_BRIEF_
The records underneath are to be repeated exactly, with the pictures left out.

Collection entries:
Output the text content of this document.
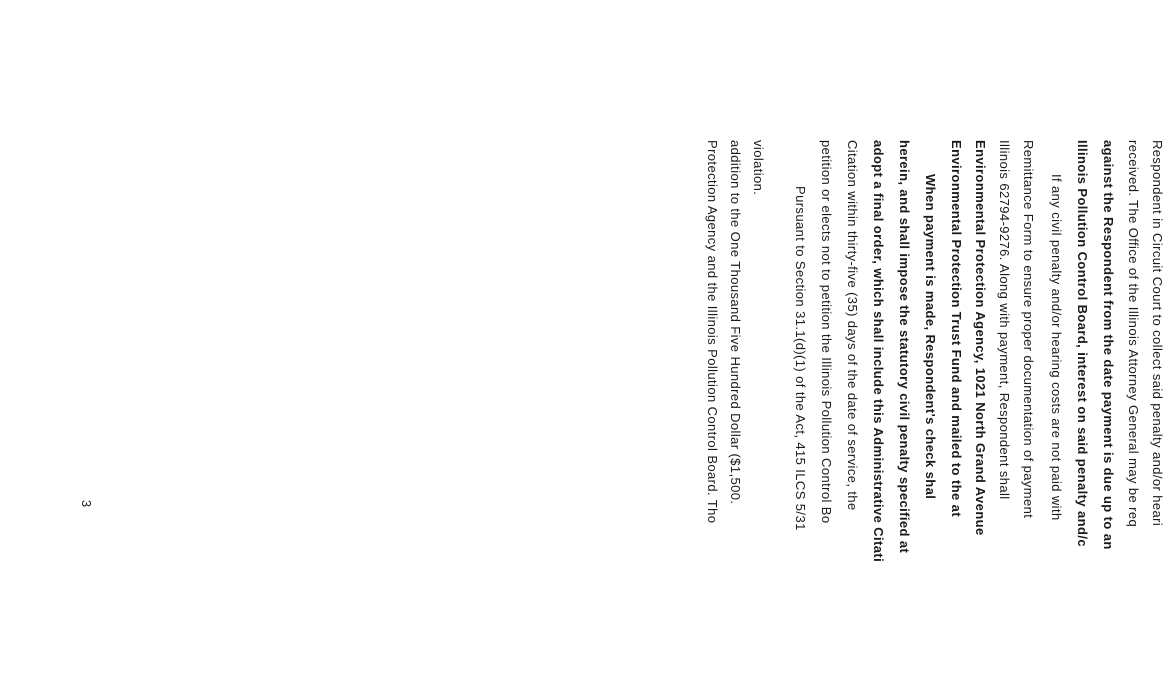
Protection Agency and the Illinois Pollution Control Board. Tho addition to the One Thousand Five Hundred Dollar ($1,500. violation.
Pursuant to Section 31.1(d)(1) of the Act, 415 ILCS 5/31 petition or elects not to petition the Illinois Pollution Control Bo Citation within thirty-five (35) days of the date of service, the adopt a final order, which shall include this Administrative Citati herein, and shall impose the statutory civil penalty specified at When payment is made, Respondent's check shal Environmental Protection Trust Fund and mailed to the at Environmental Protection Agency, 1021 North Grand Avenue Illinois 62794-9276. Along with payment, Respondent shall Remittance Form to ensure proper documentation of payment If any civil penalty and/or hearing costs are not paid with Illinois Pollution Control Board, interest on said penalty and/c against the Respondent from the date payment is due up to an received. The Office of the Illinois Attorney General may be req Respondent in Circuit Court to collect said penalty and/or heari
3
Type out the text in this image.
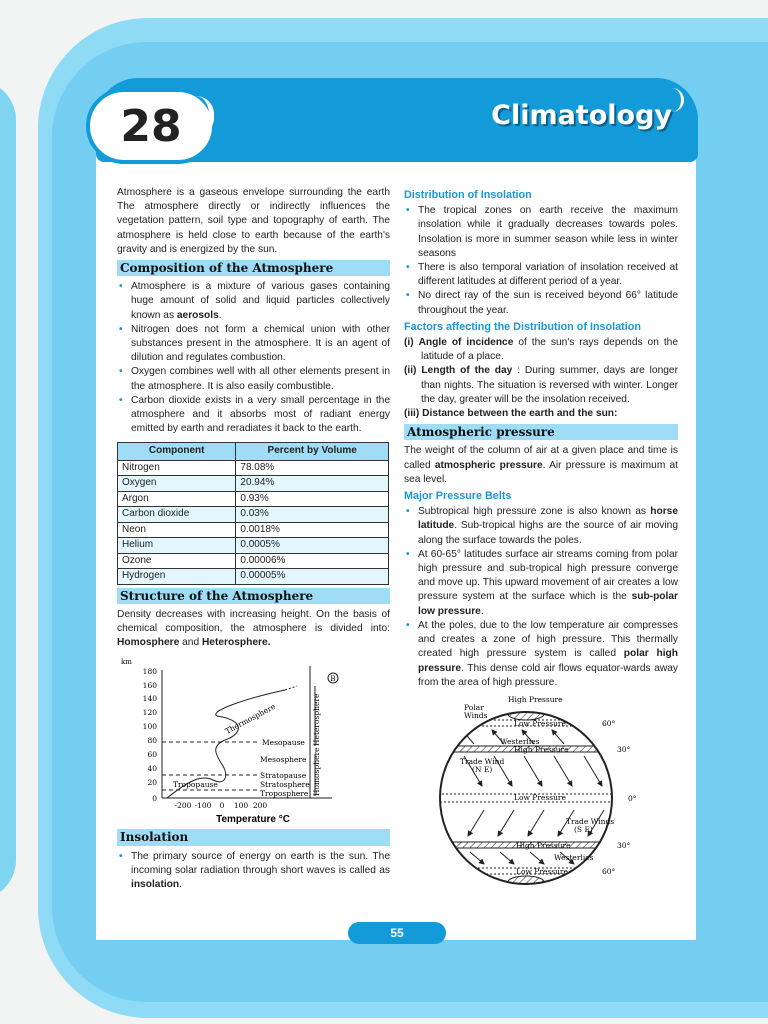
28	Climatology

Atmosphere is a gaseous envelope surrounding the earth The atmosphere directly or indirectly influences the vegetation pattern, soil type and topography of earth. The atmosphere is held close to earth because of the earth's gravity and is energized by the sun.

Composition of the Atmosphere
• Atmosphere is a mixture of various gases containing huge amount of solid and liquid particles collectively known as aerosols.
• Nitrogen does not form a chemical union with other substances present in the atmosphere. It is an agent of dilution and regulates combustion.
• Oxygen combines well with all other elements present in the atmosphere. It is also easily combustible.
• Carbon dioxide exists in a very small percentage in the atmosphere and it absorbs most of radiant energy emitted by earth and reradiates it back to the earth.
Component	Percent by Volume
Nitrogen	78.08%
Oxygen	20.94%
Argon	0.93%
Carbon dioxide	0.03%
Neon	0.0018%
Helium	0.0005%
Ozone	0.00006%
Hydrogen	0.00005%
Structure of the Atmosphere

Density decreases with increasing height. On the basis of chemical composition, the atmosphere is divided into: Homosphere and Heterosphere.

km
180
160
140
120
100
80
60
40
20
0
-200 -100 0 100 200
Thermosphere
Mesopause
Mesosphere
Stratopause
Stratosphere
Troposphere
Tropopause
Heterosphere
Homosphere
B
Temperature °C
Insolation
• The primary source of energy on earth is the sun. The incoming solar radiation through short waves is called as insolation.
Distribution of Insolation
• The tropical zones on earth receive the maximum insolation while it gradually decreases towards poles. Insolation is more in summer season while less in winter seasons
• There is also temporal variation of insolation received at different latitudes at different period of a year.
• No direct ray of the sun is received beyond 66° latitude throughout the year.
Factors affecting the Distribution of Insolation
(i) Angle of incidence of the sun's rays depends on the latitude of a place.
(ii) Length of the day : During summer, days are longer than nights. The situation is reversed with winter. Longer the day, greater will be the insolation received.
(iii) Distance between the earth and the sun:
Atmospheric pressure

The weight of the column of air at a given place and time is called atmospheric pressure. Air pressure is maximum at sea level.

Major Pressure Belts
• Subtropical high pressure zone is also known as horse latitude. Sub-tropical highs are the source of air moving along the surface towards the poles.
• At 60-65° latitudes surface air streams coming from polar high pressure and sub-tropical high pressure converge and move up. This upward movement of air creates a low pressure system at the surface which is the sub-polar low pressure.
• At the poles, due to the low temperature air compresses and creates a zone of high pressure. This thermally created high pressure system is called polar high pressure. This dense cold air flows equator-wards away from the area of high pressure.
High Pressure
Polar
Winds
Low Pressure
Westerlies
High Pressure
Trade Wind
(N E)
Low Pressure
Trade Winds
(S E)
High Pressure
Westerlies
Low Pressure
60°
30°
0°
30°
60°
55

_TASK ANSWER_
Output the text content of this document.
Protection Agency and the Illinois Pollution Control Board. Tho addition to the One Thousand Five Hundred Dollar ($1,500. violation.
Pursuant to Section 31.1(d)(1) of the Act, 415 ILCS 5/31 petition or elects not to petition the Illinois Pollution Control Bo Citation within thirty-five (35) days of the date of service, the adopt a final order, which shall include this Administrative Citati herein, and shall impose the statutory civil penalty specified at When payment is made, Respondent's check shal Environmental Protection Trust Fund and mailed to the at Environmental Protection Agency, 1021 North Grand Avenue Illinois 62794-9276. Along with payment, Respondent shall Remittance Form to ensure proper documentation of payment If any civil penalty and/or hearing costs are not paid with Illinois Pollution Control Board, interest on said penalty and/c against the Respondent from the date payment is due up to an received. The Office of the Illinois Attorney General may be req Respondent in Circuit Court to collect said penalty and/or heari
3
Type out the text in this image.
28	Climatology

Atmosphere is a gaseous envelope surrounding the earth The atmosphere directly or indirectly influences the vegetation pattern, soil type and topography of earth. The atmosphere is held close to earth because of the earth's gravity and is energized by the sun.

Composition of the Atmosphere
• Atmosphere is a mixture of various gases containing huge amount of solid and liquid particles collectively known as aerosols.
• Nitrogen does not form a chemical union with other substances present in the atmosphere. It is an agent of dilution and regulates combustion.
• Oxygen combines well with all other elements present in the atmosphere. It is also easily combustible.
• Carbon dioxide exists in a very small percentage in the atmosphere and it absorbs most of radiant energy emitted by earth and reradiates it back to the earth.
Component	Percent by Volume
Nitrogen	78.08%
Oxygen	20.94%
Argon	0.93%
Carbon dioxide	0.03%
Neon	0.0018%
Helium	0.0005%
Ozone	0.00006%
Hydrogen	0.00005%
Structure of the Atmosphere

Density decreases with increasing height. On the basis of chemical composition, the atmosphere is divided into: Homosphere and Heterosphere.

km
180
160
140
120
100
80
60
40
20
0
-200 -100 0 100 200
Thermosphere
Mesopause
Mesosphere
Stratopause
Stratosphere
Troposphere
Tropopause
Heterosphere
Homosphere
B
Temperature °C
Insolation
• The primary source of energy on earth is the sun. The incoming solar radiation through short waves is called as insolation.
Distribution of Insolation
• The tropical zones on earth receive the maximum insolation while it gradually decreases towards poles. Insolation is more in summer season while less in winter seasons
• There is also temporal variation of insolation received at different latitudes at different period of a year.
• No direct ray of the sun is received beyond 66° latitude throughout the year.
Factors affecting the Distribution of Insolation
(i) Angle of incidence of the sun's rays depends on the latitude of a place.
(ii) Length of the day : During summer, days are longer than nights. The situation is reversed with winter. Longer the day, greater will be the insolation received.
(iii) Distance between the earth and the sun:
Atmospheric pressure

The weight of the column of air at a given place and time is called atmospheric pressure. Air pressure is maximum at sea level.

Major Pressure Belts
• Subtropical high pressure zone is also known as horse latitude. Sub-tropical highs are the source of air moving along the surface towards the poles.
• At 60-65° latitudes surface air streams coming from polar high pressure and sub-tropical high pressure converge and move up. This upward movement of air creates a low pressure system at the surface which is the sub-polar low pressure.
• At the poles, due to the low temperature air compresses and creates a zone of high pressure. This thermally created high pressure system is called polar high pressure. This dense cold air flows equator-wards away from the area of high pressure.
High Pressure
Polar
Winds
Low Pressure
Westerlies
High Pressure
Trade Wind
(N E)
Low Pressure
Trade Winds
(S E)
High Pressure
Westerlies
Low Pressure
60°
30°
0°
30°
60°
55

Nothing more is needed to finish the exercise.